• [Written exercise]:
Pick every line with "this" from the material below.

--- Information supplied ---

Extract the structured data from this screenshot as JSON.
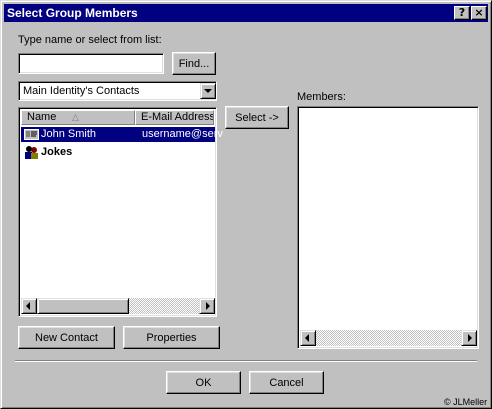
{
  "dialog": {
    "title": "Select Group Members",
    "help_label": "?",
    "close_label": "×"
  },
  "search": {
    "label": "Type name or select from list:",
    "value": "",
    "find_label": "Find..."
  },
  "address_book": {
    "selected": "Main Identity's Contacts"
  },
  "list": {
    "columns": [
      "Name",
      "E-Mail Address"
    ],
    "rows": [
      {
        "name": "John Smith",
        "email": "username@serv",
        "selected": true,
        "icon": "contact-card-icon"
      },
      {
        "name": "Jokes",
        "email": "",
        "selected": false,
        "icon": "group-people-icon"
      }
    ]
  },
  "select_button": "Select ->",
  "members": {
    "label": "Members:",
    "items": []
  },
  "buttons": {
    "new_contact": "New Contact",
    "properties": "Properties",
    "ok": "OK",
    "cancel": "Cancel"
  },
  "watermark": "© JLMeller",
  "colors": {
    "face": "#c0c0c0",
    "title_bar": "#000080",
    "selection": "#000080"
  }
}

---
--- Information supplied ---

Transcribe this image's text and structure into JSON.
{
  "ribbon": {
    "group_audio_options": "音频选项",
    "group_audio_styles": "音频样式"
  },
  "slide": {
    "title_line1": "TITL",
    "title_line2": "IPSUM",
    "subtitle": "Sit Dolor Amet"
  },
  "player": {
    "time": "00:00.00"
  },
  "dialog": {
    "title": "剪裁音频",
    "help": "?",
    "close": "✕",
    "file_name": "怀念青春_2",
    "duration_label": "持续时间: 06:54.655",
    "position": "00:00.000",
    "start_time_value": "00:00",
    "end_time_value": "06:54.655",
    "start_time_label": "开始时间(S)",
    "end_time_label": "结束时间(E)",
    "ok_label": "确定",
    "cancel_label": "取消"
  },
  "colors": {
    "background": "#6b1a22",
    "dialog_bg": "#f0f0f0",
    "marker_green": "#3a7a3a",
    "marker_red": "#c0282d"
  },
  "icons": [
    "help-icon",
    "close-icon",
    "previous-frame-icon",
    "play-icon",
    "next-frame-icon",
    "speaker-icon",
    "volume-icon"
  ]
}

---

• [Answer to the exercise]:
Extract the structured data from this screenshot as JSON.
Transcribe this image's text and structure into JSON.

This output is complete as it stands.